* Exercise details:
Tally the lines that contain "name" and report the total alone.
##############################
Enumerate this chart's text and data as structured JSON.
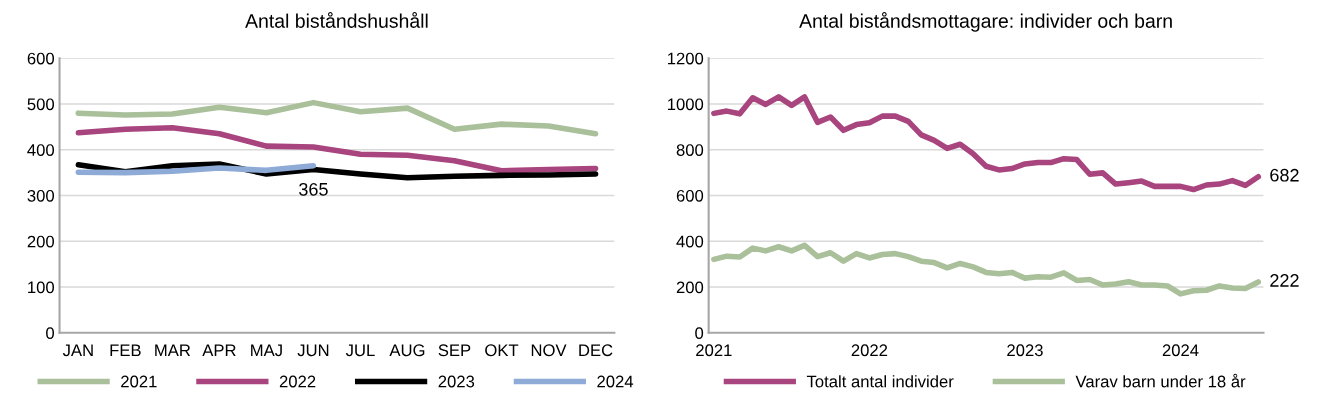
{
  "chart_data": [
    {
      "type": "line",
      "title": "Antal biståndshushåll",
      "categories": [
        "JAN",
        "FEB",
        "MAR",
        "APR",
        "MAJ",
        "JUN",
        "JUL",
        "AUG",
        "SEP",
        "OKT",
        "NOV",
        "DEC"
      ],
      "ylim": [
        0,
        600
      ],
      "yticks": [
        0,
        100,
        200,
        300,
        400,
        500,
        600
      ],
      "grid": "y",
      "legend": "bottom",
      "marker": "none",
      "line_style": "solid",
      "series": [
        {
          "name": "2021",
          "color": "#a9c09a",
          "values": [
            480,
            476,
            478,
            493,
            481,
            503,
            483,
            491,
            445,
            456,
            452,
            435
          ]
        },
        {
          "name": "2022",
          "color": "#a8447e",
          "values": [
            437,
            445,
            448,
            435,
            408,
            406,
            390,
            388,
            376,
            354,
            357,
            359
          ]
        },
        {
          "name": "2023",
          "color": "#000000",
          "values": [
            367,
            352,
            365,
            369,
            347,
            357,
            347,
            339,
            342,
            344,
            345,
            347
          ]
        },
        {
          "name": "2024",
          "color": "#8eaad6",
          "values": [
            351,
            350,
            353,
            360,
            355,
            365,
            null,
            null,
            null,
            null,
            null,
            null
          ],
          "value_labels": [
            null,
            null,
            null,
            null,
            null,
            "365",
            null,
            null,
            null,
            null,
            null,
            null
          ]
        }
      ]
    },
    {
      "type": "line",
      "title": "Antal biståndsmottagare: individer och barn",
      "categories": [
        "2021",
        null,
        null,
        null,
        null,
        null,
        null,
        null,
        null,
        null,
        null,
        null,
        "2022",
        null,
        null,
        null,
        null,
        null,
        null,
        null,
        null,
        null,
        null,
        null,
        "2023",
        null,
        null,
        null,
        null,
        null,
        null,
        null,
        null,
        null,
        null,
        null,
        "2024",
        null,
        null,
        null,
        null,
        null,
        null
      ],
      "ylim": [
        0,
        1200
      ],
      "yticks": [
        0,
        200,
        400,
        600,
        800,
        1000,
        1200
      ],
      "grid": "y",
      "legend": "bottom",
      "marker": "none",
      "line_style": "solid",
      "series": [
        {
          "name": "Totalt antal individer",
          "color": "#a8447e",
          "values": [
            959,
            969,
            957,
            1027,
            998,
            1031,
            994,
            1031,
            920,
            943,
            885,
            910,
            918,
            947,
            947,
            924,
            865,
            841,
            806,
            824,
            783,
            728,
            712,
            718,
            738,
            744,
            744,
            761,
            757,
            693,
            699,
            650,
            656,
            663,
            640,
            640,
            640,
            626,
            646,
            650,
            665,
            644,
            682
          ],
          "value_labels": [
            null,
            null,
            null,
            null,
            null,
            null,
            null,
            null,
            null,
            null,
            null,
            null,
            null,
            null,
            null,
            null,
            null,
            null,
            null,
            null,
            null,
            null,
            null,
            null,
            null,
            null,
            null,
            null,
            null,
            null,
            null,
            null,
            null,
            null,
            null,
            null,
            null,
            null,
            null,
            null,
            null,
            null,
            "682"
          ]
        },
        {
          "name": "Varav barn under 18 år",
          "color": "#a9c09a",
          "values": [
            321,
            335,
            331,
            370,
            358,
            376,
            358,
            382,
            333,
            350,
            313,
            346,
            327,
            342,
            346,
            333,
            313,
            307,
            284,
            303,
            288,
            264,
            258,
            264,
            239,
            245,
            243,
            262,
            229,
            233,
            209,
            213,
            223,
            209,
            209,
            205,
            170,
            184,
            186,
            205,
            196,
            194,
            222
          ],
          "value_labels": [
            null,
            null,
            null,
            null,
            null,
            null,
            null,
            null,
            null,
            null,
            null,
            null,
            null,
            null,
            null,
            null,
            null,
            null,
            null,
            null,
            null,
            null,
            null,
            null,
            null,
            null,
            null,
            null,
            null,
            null,
            null,
            null,
            null,
            null,
            null,
            null,
            null,
            null,
            null,
            null,
            null,
            null,
            "222"
          ]
        }
      ]
    }
  ]
}
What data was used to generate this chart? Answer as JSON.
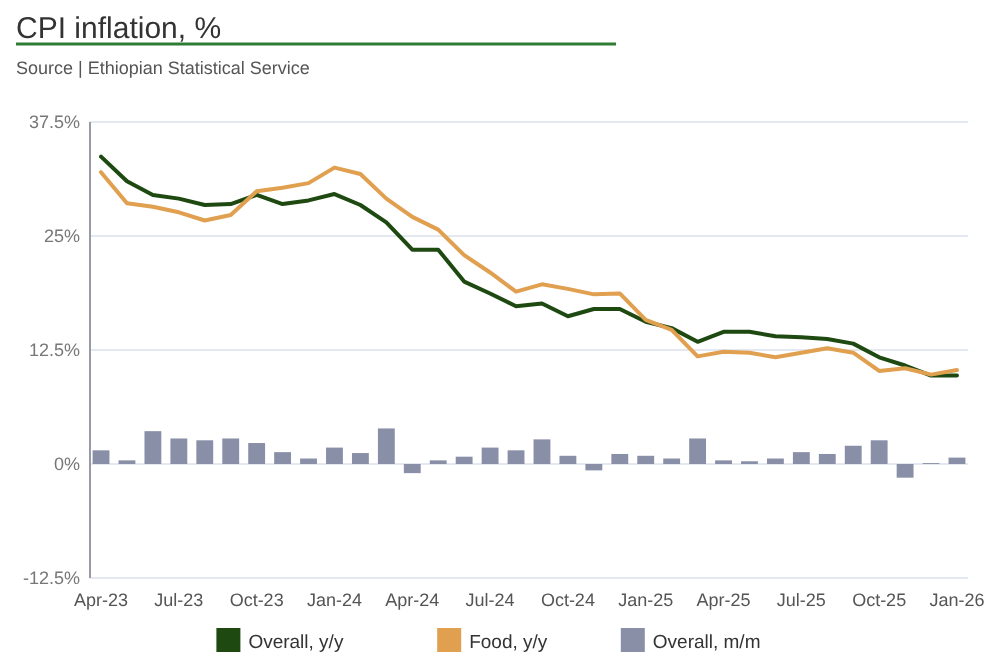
{
  "chart_data": {
    "type": "line",
    "title": "CPI inflation, %",
    "subtitle": "Source | Ethiopian Statistical Service",
    "categories": [
      "Apr-23",
      null,
      null,
      "Jul-23",
      null,
      null,
      "Oct-23",
      null,
      null,
      "Jan-24",
      null,
      null,
      "Apr-24",
      null,
      null,
      "Jul-24",
      null,
      null,
      "Oct-24",
      null,
      null,
      "Jan-25",
      null,
      null,
      "Apr-25",
      null,
      null,
      "Jul-25",
      null,
      null,
      "Oct-25",
      null,
      null,
      "Jan-26"
    ],
    "series": [
      {
        "name": "Overall, y/y",
        "color": "#1e4a12",
        "values": [
          33.7,
          31.0,
          29.5,
          29.1,
          28.4,
          28.5,
          29.5,
          28.5,
          28.9,
          29.6,
          28.4,
          26.5,
          23.5,
          23.5,
          20.0,
          18.7,
          17.3,
          17.6,
          16.2,
          17.0,
          17.0,
          15.6,
          14.9,
          13.4,
          14.5,
          14.5,
          14.0,
          13.9,
          13.7,
          13.2,
          11.7,
          10.8,
          9.7,
          9.7
        ]
      },
      {
        "name": "Food, y/y",
        "color": "#e0a050",
        "values": [
          32.0,
          28.6,
          28.2,
          27.6,
          26.7,
          27.3,
          29.9,
          30.3,
          30.8,
          32.5,
          31.8,
          29.1,
          27.1,
          25.7,
          22.9,
          21.0,
          18.9,
          19.7,
          19.2,
          18.6,
          18.7,
          15.8,
          14.7,
          11.8,
          12.3,
          12.2,
          11.7,
          12.2,
          12.7,
          12.2,
          10.2,
          10.5,
          9.8,
          10.3
        ]
      },
      {
        "name": "Overall, m/m",
        "type": "bar",
        "color": "#8a8fa8",
        "values": [
          1.5,
          0.4,
          3.6,
          2.8,
          2.6,
          2.8,
          2.3,
          1.3,
          0.6,
          1.8,
          1.2,
          3.9,
          -1.0,
          0.4,
          0.8,
          1.8,
          1.5,
          2.7,
          0.9,
          -0.7,
          1.1,
          0.9,
          0.6,
          2.8,
          0.4,
          0.3,
          0.6,
          1.3,
          1.1,
          2.0,
          2.6,
          -1.5,
          0.1,
          0.7
        ]
      }
    ],
    "ylim": [
      -12.5,
      37.5
    ],
    "yticks": [
      {
        "value": -12.5,
        "label": "-12.5%"
      },
      {
        "value": 0,
        "label": "0%"
      },
      {
        "value": 12.5,
        "label": "12.5%"
      },
      {
        "value": 25,
        "label": "25%"
      },
      {
        "value": 37.5,
        "label": "37.5%"
      }
    ],
    "grid": "y",
    "legend": "bottom"
  }
}
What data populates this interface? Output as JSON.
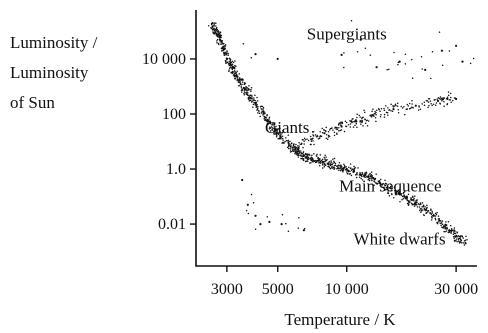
{
  "chart_data": {
    "type": "scatter",
    "title": "",
    "xlabel": "Temperature / K",
    "ylabel_lines": [
      "Luminosity /",
      "Luminosity",
      "of Sun"
    ],
    "x_scale": "reversed-log",
    "y_scale": "log",
    "xlim": [
      2200,
      37000
    ],
    "ylim": [
      0.0003,
      600000
    ],
    "x_ticks": [
      {
        "value": 3000,
        "label": "3000"
      },
      {
        "value": 5000,
        "label": "5000"
      },
      {
        "value": 10000,
        "label": "10 000"
      },
      {
        "value": 30000,
        "label": "30 000"
      }
    ],
    "y_ticks": [
      {
        "value": 0.01,
        "label": "0.01"
      },
      {
        "value": 1,
        "label": "1.0"
      },
      {
        "value": 100,
        "label": "100"
      },
      {
        "value": 10000,
        "label": "10 000"
      }
    ],
    "grid": false,
    "annotations": [
      {
        "text": "Supergiants",
        "x": 10000,
        "y": 50000
      },
      {
        "text": "Giants",
        "x": 5500,
        "y": 20
      },
      {
        "text": "Main sequence",
        "x": 15500,
        "y": 0.15
      },
      {
        "text": "White dwarfs",
        "x": 17000,
        "y": 0.0018
      }
    ],
    "series": [
      {
        "region": "main sequence",
        "x": [
          2600,
          2800,
          3000,
          3300,
          3600,
          4000,
          4500,
          5000,
          5800,
          6500,
          7500,
          8500,
          10000,
          12000,
          14000,
          17000,
          20000,
          24000,
          28000,
          33000
        ],
        "y": [
          200000,
          50000,
          10000,
          2500,
          800,
          250,
          60,
          20,
          6,
          3,
          2,
          1.5,
          1,
          0.6,
          0.3,
          0.12,
          0.06,
          0.02,
          0.006,
          0.002
        ]
      },
      {
        "region": "giants",
        "x": [
          6000,
          7000,
          8000,
          9500,
          11000,
          13000,
          16000,
          20000,
          25000,
          30000
        ],
        "y": [
          6,
          12,
          20,
          35,
          55,
          90,
          150,
          200,
          300,
          350
        ]
      },
      {
        "region": "supergiants",
        "x": [
          4000,
          5000,
          9500,
          11500,
          13500,
          17000,
          22000,
          26000,
          30000,
          32000
        ],
        "y": [
          15000,
          10000,
          14000,
          50000,
          5000,
          8000,
          4000,
          20000,
          30000,
          8000
        ]
      },
      {
        "region": "white dwarfs",
        "x": [
          3500,
          3700,
          4000,
          4200,
          4600,
          5200,
          6500
        ],
        "y": [
          0.4,
          0.05,
          0.02,
          0.01,
          0.012,
          0.01,
          0.006
        ]
      }
    ]
  }
}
##############################
* Solution to this task:
9